▶ **Set task**
Below is a listing to write out in full, exactly as given, without its pictures.

▶ **Recorded information**
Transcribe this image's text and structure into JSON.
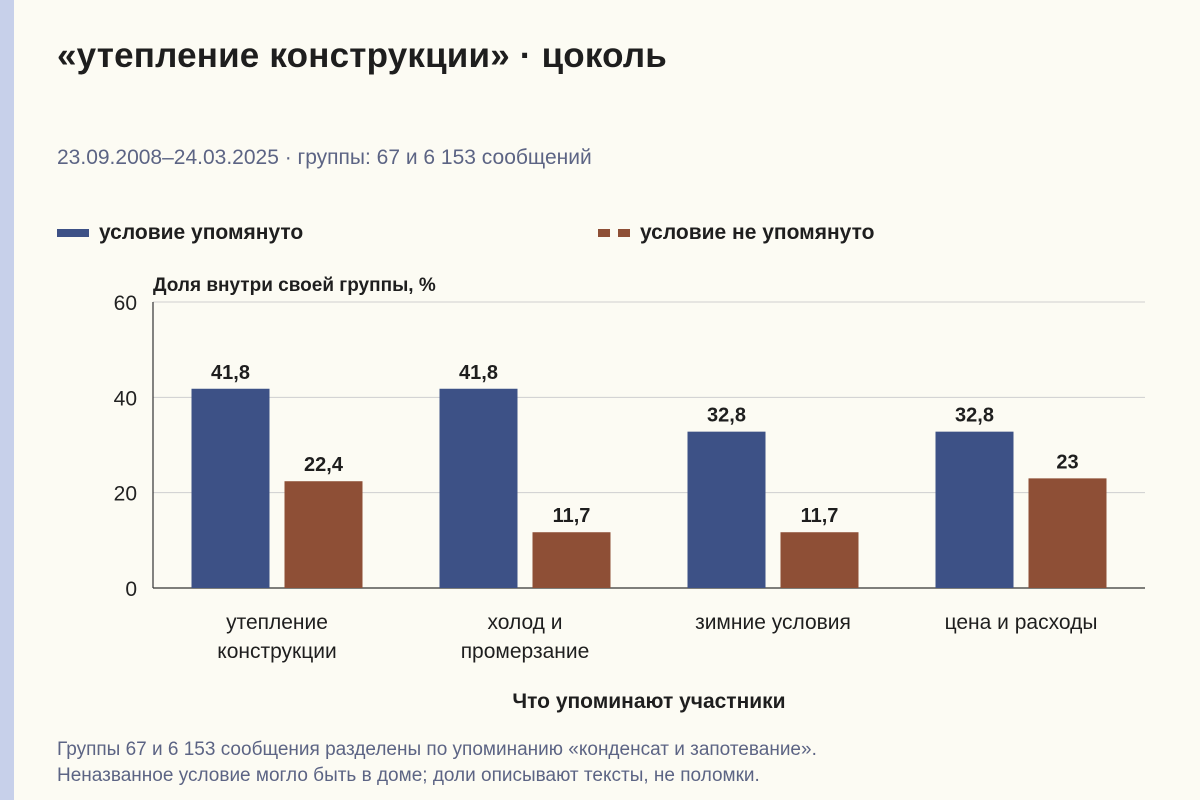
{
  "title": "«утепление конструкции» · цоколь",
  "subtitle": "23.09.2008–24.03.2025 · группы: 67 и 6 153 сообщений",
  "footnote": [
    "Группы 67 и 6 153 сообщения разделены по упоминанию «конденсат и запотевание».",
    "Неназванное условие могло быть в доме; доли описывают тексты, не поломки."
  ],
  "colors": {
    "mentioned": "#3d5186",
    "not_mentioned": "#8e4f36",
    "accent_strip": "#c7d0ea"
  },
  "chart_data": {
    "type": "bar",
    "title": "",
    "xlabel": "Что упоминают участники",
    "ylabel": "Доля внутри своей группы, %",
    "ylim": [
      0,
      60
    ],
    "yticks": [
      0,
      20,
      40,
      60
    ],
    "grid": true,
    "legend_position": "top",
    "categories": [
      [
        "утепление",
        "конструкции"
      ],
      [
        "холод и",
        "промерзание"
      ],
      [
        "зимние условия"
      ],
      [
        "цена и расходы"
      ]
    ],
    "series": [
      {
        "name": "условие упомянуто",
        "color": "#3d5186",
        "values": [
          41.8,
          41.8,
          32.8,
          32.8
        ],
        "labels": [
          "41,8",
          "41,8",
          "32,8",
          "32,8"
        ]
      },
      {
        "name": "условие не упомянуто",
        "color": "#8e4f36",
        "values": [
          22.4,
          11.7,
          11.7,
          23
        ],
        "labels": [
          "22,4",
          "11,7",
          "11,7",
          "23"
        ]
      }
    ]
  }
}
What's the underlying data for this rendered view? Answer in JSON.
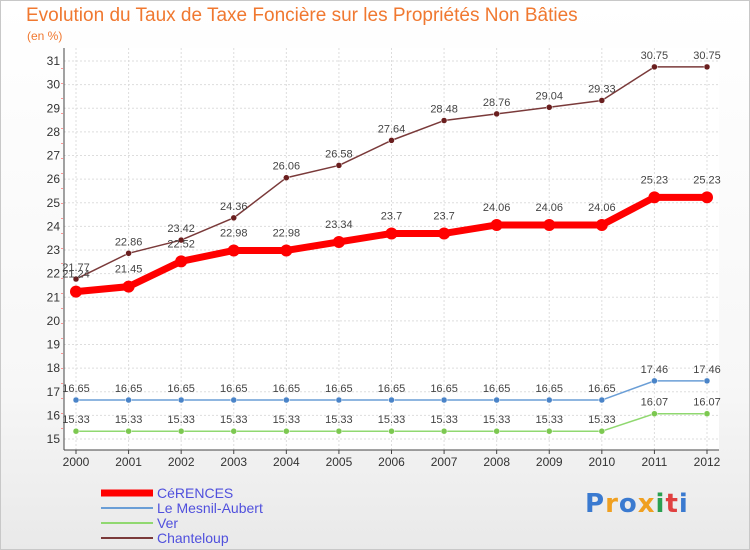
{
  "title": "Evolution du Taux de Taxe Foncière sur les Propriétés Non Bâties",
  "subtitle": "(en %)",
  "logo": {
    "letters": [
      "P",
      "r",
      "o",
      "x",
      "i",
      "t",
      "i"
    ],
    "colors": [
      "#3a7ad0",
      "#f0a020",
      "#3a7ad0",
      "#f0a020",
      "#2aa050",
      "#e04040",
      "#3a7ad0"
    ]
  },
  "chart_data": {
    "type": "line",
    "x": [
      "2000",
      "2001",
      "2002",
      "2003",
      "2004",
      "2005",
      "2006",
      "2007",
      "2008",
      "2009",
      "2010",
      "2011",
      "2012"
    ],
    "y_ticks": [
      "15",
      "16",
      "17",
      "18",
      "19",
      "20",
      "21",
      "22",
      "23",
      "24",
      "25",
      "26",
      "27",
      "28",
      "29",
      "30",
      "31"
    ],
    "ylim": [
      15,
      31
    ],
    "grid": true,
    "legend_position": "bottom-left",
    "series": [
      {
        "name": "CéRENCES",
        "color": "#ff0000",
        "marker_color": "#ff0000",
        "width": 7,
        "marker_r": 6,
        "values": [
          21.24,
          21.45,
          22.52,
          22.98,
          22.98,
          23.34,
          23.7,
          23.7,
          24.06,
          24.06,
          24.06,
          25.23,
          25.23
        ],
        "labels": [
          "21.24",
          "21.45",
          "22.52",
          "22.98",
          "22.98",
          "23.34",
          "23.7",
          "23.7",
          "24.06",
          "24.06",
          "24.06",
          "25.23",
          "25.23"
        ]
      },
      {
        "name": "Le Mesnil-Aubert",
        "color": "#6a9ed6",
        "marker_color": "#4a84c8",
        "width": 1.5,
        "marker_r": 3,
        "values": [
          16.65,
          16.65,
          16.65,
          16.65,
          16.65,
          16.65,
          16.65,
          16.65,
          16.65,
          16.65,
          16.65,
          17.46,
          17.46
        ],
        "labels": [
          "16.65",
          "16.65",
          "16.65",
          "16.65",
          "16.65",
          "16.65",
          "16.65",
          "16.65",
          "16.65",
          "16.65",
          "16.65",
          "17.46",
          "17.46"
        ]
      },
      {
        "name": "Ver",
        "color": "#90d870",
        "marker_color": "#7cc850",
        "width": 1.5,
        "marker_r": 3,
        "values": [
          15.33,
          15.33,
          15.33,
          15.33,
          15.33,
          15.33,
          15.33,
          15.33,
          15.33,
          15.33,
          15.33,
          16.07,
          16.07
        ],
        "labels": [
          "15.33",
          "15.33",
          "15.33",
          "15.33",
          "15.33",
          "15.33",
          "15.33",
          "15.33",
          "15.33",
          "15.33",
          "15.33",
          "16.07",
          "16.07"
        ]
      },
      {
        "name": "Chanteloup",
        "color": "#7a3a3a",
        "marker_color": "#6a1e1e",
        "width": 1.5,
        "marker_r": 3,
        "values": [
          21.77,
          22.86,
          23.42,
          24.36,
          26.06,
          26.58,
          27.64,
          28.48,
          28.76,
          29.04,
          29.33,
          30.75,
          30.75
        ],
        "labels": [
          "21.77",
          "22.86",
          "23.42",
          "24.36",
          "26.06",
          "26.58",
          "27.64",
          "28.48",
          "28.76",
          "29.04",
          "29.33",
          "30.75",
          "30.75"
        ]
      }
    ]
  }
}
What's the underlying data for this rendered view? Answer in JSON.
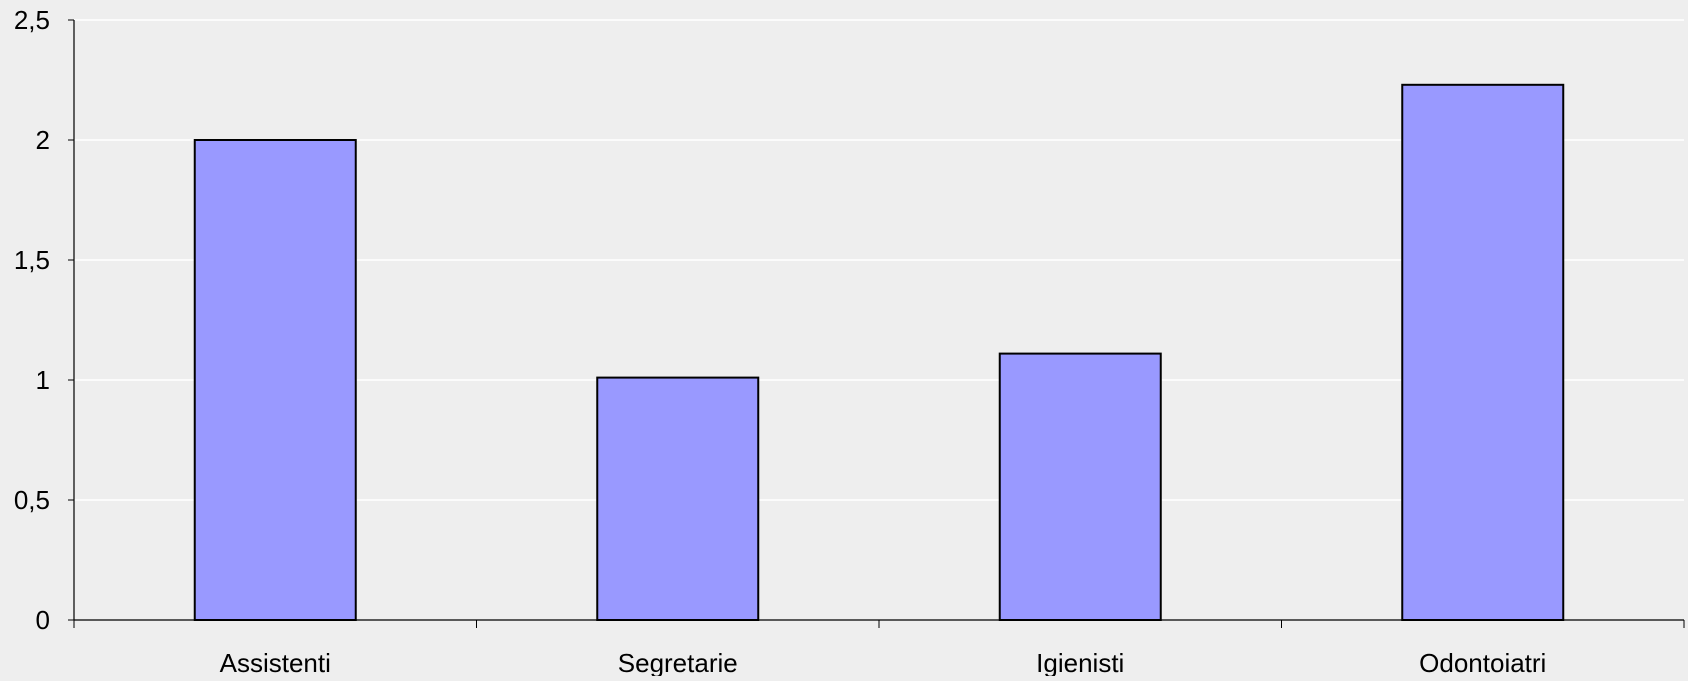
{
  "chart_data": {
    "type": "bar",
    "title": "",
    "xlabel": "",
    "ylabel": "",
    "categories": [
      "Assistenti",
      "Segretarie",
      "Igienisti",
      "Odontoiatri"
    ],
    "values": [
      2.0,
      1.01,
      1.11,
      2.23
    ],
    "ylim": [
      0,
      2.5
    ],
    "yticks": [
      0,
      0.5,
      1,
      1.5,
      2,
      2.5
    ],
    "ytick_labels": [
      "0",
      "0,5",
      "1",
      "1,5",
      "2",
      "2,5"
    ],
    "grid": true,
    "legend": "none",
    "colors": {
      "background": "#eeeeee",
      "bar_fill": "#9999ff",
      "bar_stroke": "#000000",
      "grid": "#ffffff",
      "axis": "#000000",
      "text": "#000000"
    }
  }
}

▶ **Solution**
Transcribe this image's text and structure into JSON.
{
  "title": "«утепление конструкции» · цоколь",
  "subtitle": "23.09.2008–24.03.2025 · группы: 67 и 6 153 сообщений",
  "footnote": [
    "Группы 67 и 6 153 сообщения разделены по упоминанию «конденсат и запотевание».",
    "Неназванное условие могло быть в доме; доли описывают тексты, не поломки."
  ],
  "colors": {
    "mentioned": "#3d5186",
    "not_mentioned": "#8e4f36",
    "accent_strip": "#c7d0ea"
  },
  "chart_data": {
    "type": "bar",
    "title": "",
    "xlabel": "Что упоминают участники",
    "ylabel": "Доля внутри своей группы, %",
    "ylim": [
      0,
      60
    ],
    "yticks": [
      0,
      20,
      40,
      60
    ],
    "grid": true,
    "legend_position": "top",
    "categories": [
      [
        "утепление",
        "конструкции"
      ],
      [
        "холод и",
        "промерзание"
      ],
      [
        "зимние условия"
      ],
      [
        "цена и расходы"
      ]
    ],
    "series": [
      {
        "name": "условие упомянуто",
        "color": "#3d5186",
        "values": [
          41.8,
          41.8,
          32.8,
          32.8
        ],
        "labels": [
          "41,8",
          "41,8",
          "32,8",
          "32,8"
        ]
      },
      {
        "name": "условие не упомянуто",
        "color": "#8e4f36",
        "values": [
          22.4,
          11.7,
          11.7,
          23
        ],
        "labels": [
          "22,4",
          "11,7",
          "11,7",
          "23"
        ]
      }
    ]
  }
}
What's the underlying data for this rendered view? Answer in JSON.
{
  "title": "Evolution du Taux de Taxe Foncière sur les Propriétés Non Bâties",
  "subtitle": "(en %)",
  "logo": {
    "letters": [
      "P",
      "r",
      "o",
      "x",
      "i",
      "t",
      "i"
    ],
    "colors": [
      "#3a7ad0",
      "#f0a020",
      "#3a7ad0",
      "#f0a020",
      "#2aa050",
      "#e04040",
      "#3a7ad0"
    ]
  },
  "chart_data": {
    "type": "line",
    "x": [
      "2000",
      "2001",
      "2002",
      "2003",
      "2004",
      "2005",
      "2006",
      "2007",
      "2008",
      "2009",
      "2010",
      "2011",
      "2012"
    ],
    "y_ticks": [
      "15",
      "16",
      "17",
      "18",
      "19",
      "20",
      "21",
      "22",
      "23",
      "24",
      "25",
      "26",
      "27",
      "28",
      "29",
      "30",
      "31"
    ],
    "ylim": [
      15,
      31
    ],
    "grid": true,
    "legend_position": "bottom-left",
    "series": [
      {
        "name": "CéRENCES",
        "color": "#ff0000",
        "marker_color": "#ff0000",
        "width": 7,
        "marker_r": 6,
        "values": [
          21.24,
          21.45,
          22.52,
          22.98,
          22.98,
          23.34,
          23.7,
          23.7,
          24.06,
          24.06,
          24.06,
          25.23,
          25.23
        ],
        "labels": [
          "21.24",
          "21.45",
          "22.52",
          "22.98",
          "22.98",
          "23.34",
          "23.7",
          "23.7",
          "24.06",
          "24.06",
          "24.06",
          "25.23",
          "25.23"
        ]
      },
      {
        "name": "Le Mesnil-Aubert",
        "color": "#6a9ed6",
        "marker_color": "#4a84c8",
        "width": 1.5,
        "marker_r": 3,
        "values": [
          16.65,
          16.65,
          16.65,
          16.65,
          16.65,
          16.65,
          16.65,
          16.65,
          16.65,
          16.65,
          16.65,
          17.46,
          17.46
        ],
        "labels": [
          "16.65",
          "16.65",
          "16.65",
          "16.65",
          "16.65",
          "16.65",
          "16.65",
          "16.65",
          "16.65",
          "16.65",
          "16.65",
          "17.46",
          "17.46"
        ]
      },
      {
        "name": "Ver",
        "color": "#90d870",
        "marker_color": "#7cc850",
        "width": 1.5,
        "marker_r": 3,
        "values": [
          15.33,
          15.33,
          15.33,
          15.33,
          15.33,
          15.33,
          15.33,
          15.33,
          15.33,
          15.33,
          15.33,
          16.07,
          16.07
        ],
        "labels": [
          "15.33",
          "15.33",
          "15.33",
          "15.33",
          "15.33",
          "15.33",
          "15.33",
          "15.33",
          "15.33",
          "15.33",
          "15.33",
          "16.07",
          "16.07"
        ]
      },
      {
        "name": "Chanteloup",
        "color": "#7a3a3a",
        "marker_color": "#6a1e1e",
        "width": 1.5,
        "marker_r": 3,
        "values": [
          21.77,
          22.86,
          23.42,
          24.36,
          26.06,
          26.58,
          27.64,
          28.48,
          28.76,
          29.04,
          29.33,
          30.75,
          30.75
        ],
        "labels": [
          "21.77",
          "22.86",
          "23.42",
          "24.36",
          "26.06",
          "26.58",
          "27.64",
          "28.48",
          "28.76",
          "29.04",
          "29.33",
          "30.75",
          "30.75"
        ]
      }
    ]
  }
}
What's the underlying data for this rendered view? Answer in JSON.
{
  "chart_data": {
    "type": "bar",
    "title": "",
    "xlabel": "",
    "ylabel": "",
    "categories": [
      "Assistenti",
      "Segretarie",
      "Igienisti",
      "Odontoiatri"
    ],
    "values": [
      2.0,
      1.01,
      1.11,
      2.23
    ],
    "ylim": [
      0,
      2.5
    ],
    "yticks": [
      0,
      0.5,
      1,
      1.5,
      2,
      2.5
    ],
    "ytick_labels": [
      "0",
      "0,5",
      "1",
      "1,5",
      "2",
      "2,5"
    ],
    "grid": true,
    "legend": "none",
    "colors": {
      "background": "#eeeeee",
      "bar_fill": "#9999ff",
      "bar_stroke": "#000000",
      "grid": "#ffffff",
      "axis": "#000000",
      "text": "#000000"
    }
  }
}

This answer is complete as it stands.